* Work instructions
[A] Using the art history passage, decide whether each statement agrees with it, and support each yes or no with the deciding words quoted from the passage. (i) The George Washington Wilson archive holds over 45,000 original glass plate negatives. (ii) The University Library is particularly strong in 16th and 17th century material. (iii) The Macdonald Collection consists of 94 artists' portraits.
[B] Return the stretch of the art history passage between "The History of" and "and travel literature.", inclusive, copied exactly.

* Passage
The History of Painting, Sculpture, architecture and the Decorative arts in Europe and North America from the Middle Ages to the present day.

The Art History Department offers expert supervision to research students in a wide range of topics based on the interests of individual members of staff and drawing upon the rich resources of the area. The University Library has been built up over five centuries. In addition to its excellent modern collection of art history books covering all periods, it is particularly strong in 18th and 19th century material, including art theory and criticism, archaeology and travel literature.

The Historic Collections include important medieval manuscripts and estate papers. The unique George Washington Wilson archive contains over 45,000 original glass plate negatives made by this pioneer Victorian photographer. Visual resources are equally rich. The north-east of Scotland has a distinguished architectural heritage from the middle ages onwards, while Aberdeen Art Gallery has a fine collection of French and British (including Scottish) art. In addition to its important William Dyce archive, it has one of the best collections of Victorian painting outside London, with examples of work by Rossetti and Dyce. . The Macdonald Collection (94 artists' portraits) and the Peacock Print Archive are of special interest. The National Galleries of Scotland, the Burrell Collection, Glasgow Art Gallery and the Hunterian Museum are within easy reach by train, bus or car.

* Data excerpt
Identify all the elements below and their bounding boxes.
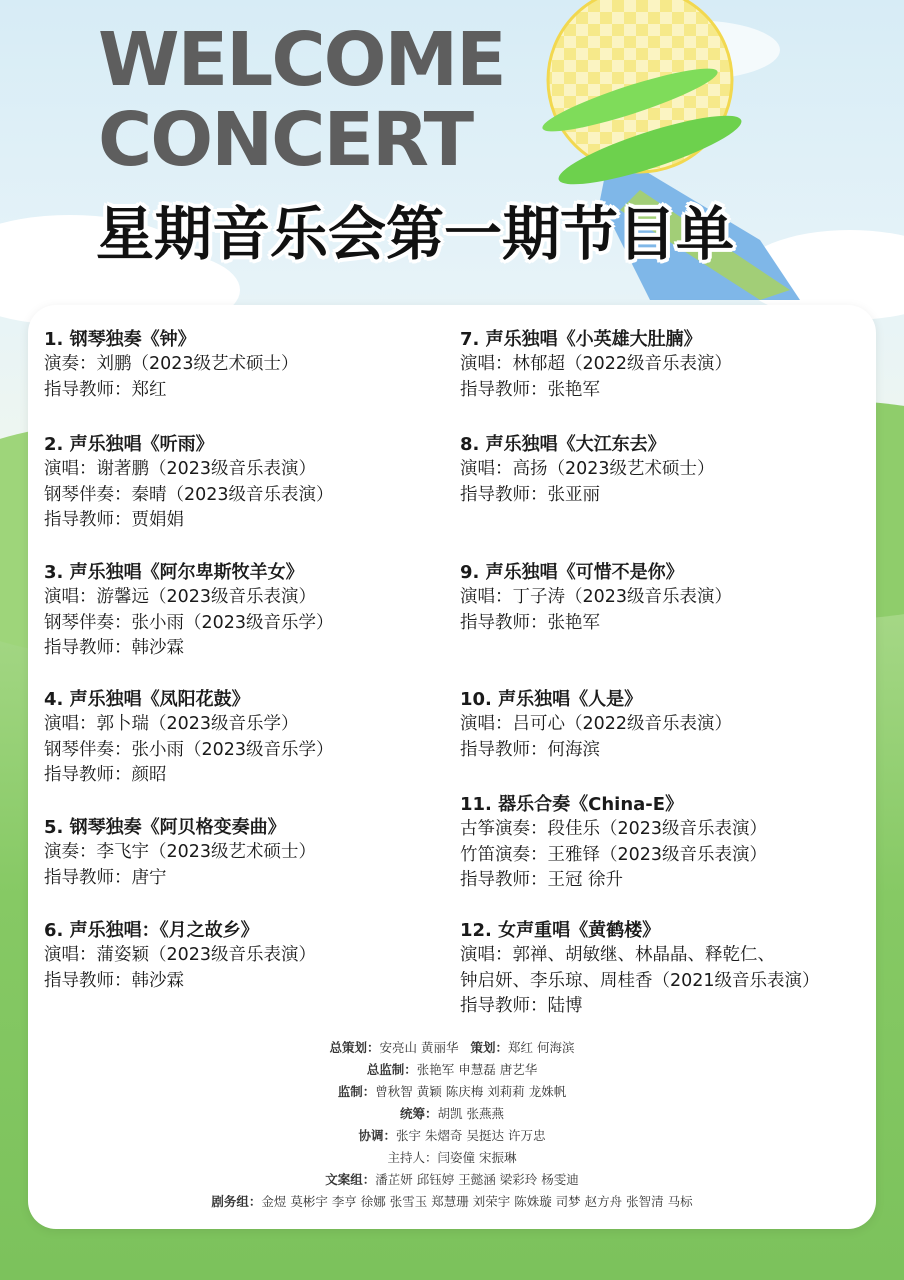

* Per-task outputs
[A]
(i) Yes: "The unique George Washington Wilson archive contains over 45,000 original glass plate negatives made by this pioneer Victorian photographer."
(ii) No: "it is particularly strong in 18th and 19th century material, including art theory and criticism, archaeology and travel literature."
(iii) Yes: "The Macdonald Collection (94 artists' portraits) and the Peacock Print Archive are of special interest."

[B]
The History of Painting, Sculpture, architecture and the Decorative arts in Europe and North America from the Middle Ages to the present day.

The Art History Department offers expert supervision to research students in a wide range of topics based on the interests of individual members of staff and drawing upon the rich resources of the area. The University Library has been built up over five centuries. In addition to its excellent modern collection of art history books covering all periods, it is particularly strong in 18th and 19th century material, including art theory and criticism, archaeology and travel literature.